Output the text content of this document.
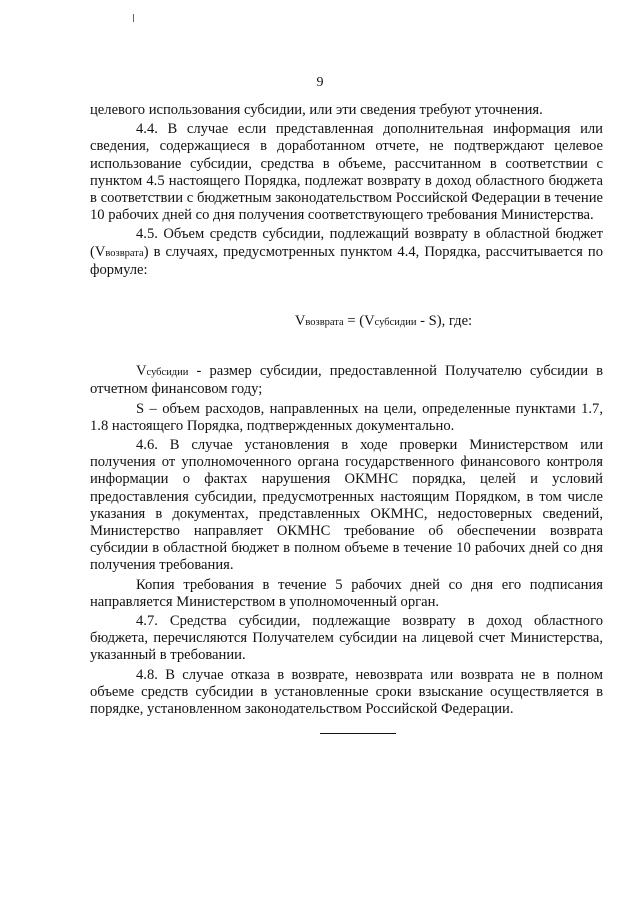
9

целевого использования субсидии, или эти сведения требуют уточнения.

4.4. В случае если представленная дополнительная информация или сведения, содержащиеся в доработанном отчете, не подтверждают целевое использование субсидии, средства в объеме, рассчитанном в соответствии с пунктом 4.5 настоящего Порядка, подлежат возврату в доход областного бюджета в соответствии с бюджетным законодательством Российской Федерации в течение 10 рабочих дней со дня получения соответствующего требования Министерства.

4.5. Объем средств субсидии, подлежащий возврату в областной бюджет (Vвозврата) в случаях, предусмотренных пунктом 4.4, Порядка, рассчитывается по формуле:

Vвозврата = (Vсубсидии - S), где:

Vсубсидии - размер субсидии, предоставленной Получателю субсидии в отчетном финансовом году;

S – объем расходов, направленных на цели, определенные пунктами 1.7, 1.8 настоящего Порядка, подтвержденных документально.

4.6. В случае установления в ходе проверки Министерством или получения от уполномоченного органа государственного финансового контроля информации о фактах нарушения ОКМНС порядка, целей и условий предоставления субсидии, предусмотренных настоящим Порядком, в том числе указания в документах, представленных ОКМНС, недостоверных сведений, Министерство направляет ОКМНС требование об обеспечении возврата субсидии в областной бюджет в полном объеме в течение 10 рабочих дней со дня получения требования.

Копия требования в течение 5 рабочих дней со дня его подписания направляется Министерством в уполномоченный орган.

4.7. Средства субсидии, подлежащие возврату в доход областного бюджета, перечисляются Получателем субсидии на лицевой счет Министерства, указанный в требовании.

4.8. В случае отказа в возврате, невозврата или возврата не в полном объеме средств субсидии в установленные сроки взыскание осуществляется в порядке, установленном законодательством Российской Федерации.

== == ==

[PROBLEM REQUIREMENTS]: Pictures stay out of the copy; please restate every record above exactly.

[EXERCISE SOLUTION]:
Output the text content of this document.
9

целевого использования субсидии, или эти сведения требуют уточнения.

4.4. В случае если представленная дополнительная информация или сведения, содержащиеся в доработанном отчете, не подтверждают целевое использование субсидии, средства в объеме, рассчитанном в соответствии с пунктом 4.5 настоящего Порядка, подлежат возврату в доход областного бюджета в соответствии с бюджетным законодательством Российской Федерации в течение 10 рабочих дней со дня получения соответствующего требования Министерства.

4.5. Объем средств субсидии, подлежащий возврату в областной бюджет (Vвозврата) в случаях, предусмотренных пунктом 4.4, Порядка, рассчитывается по формуле:

Vвозврата = (Vсубсидии - S), где:

Vсубсидии - размер субсидии, предоставленной Получателю субсидии в отчетном финансовом году;

S – объем расходов, направленных на цели, определенные пунктами 1.7, 1.8 настоящего Порядка, подтвержденных документально.

4.6. В случае установления в ходе проверки Министерством или получения от уполномоченного органа государственного финансового контроля информации о фактах нарушения ОКМНС порядка, целей и условий предоставления субсидии, предусмотренных настоящим Порядком, в том числе указания в документах, представленных ОКМНС, недостоверных сведений, Министерство направляет ОКМНС требование об обеспечении возврата субсидии в областной бюджет в полном объеме в течение 10 рабочих дней со дня получения требования.

Копия требования в течение 5 рабочих дней со дня его подписания направляется Министерством в уполномоченный орган.

4.7. Средства субсидии, подлежащие возврату в доход областного бюджета, перечисляются Получателем субсидии на лицевой счет Министерства, указанный в требовании.

4.8. В случае отказа в возврате, невозврата или возврата не в полном объеме средств субсидии в установленные сроки взыскание осуществляется в порядке, установленном законодательством Российской Федерации.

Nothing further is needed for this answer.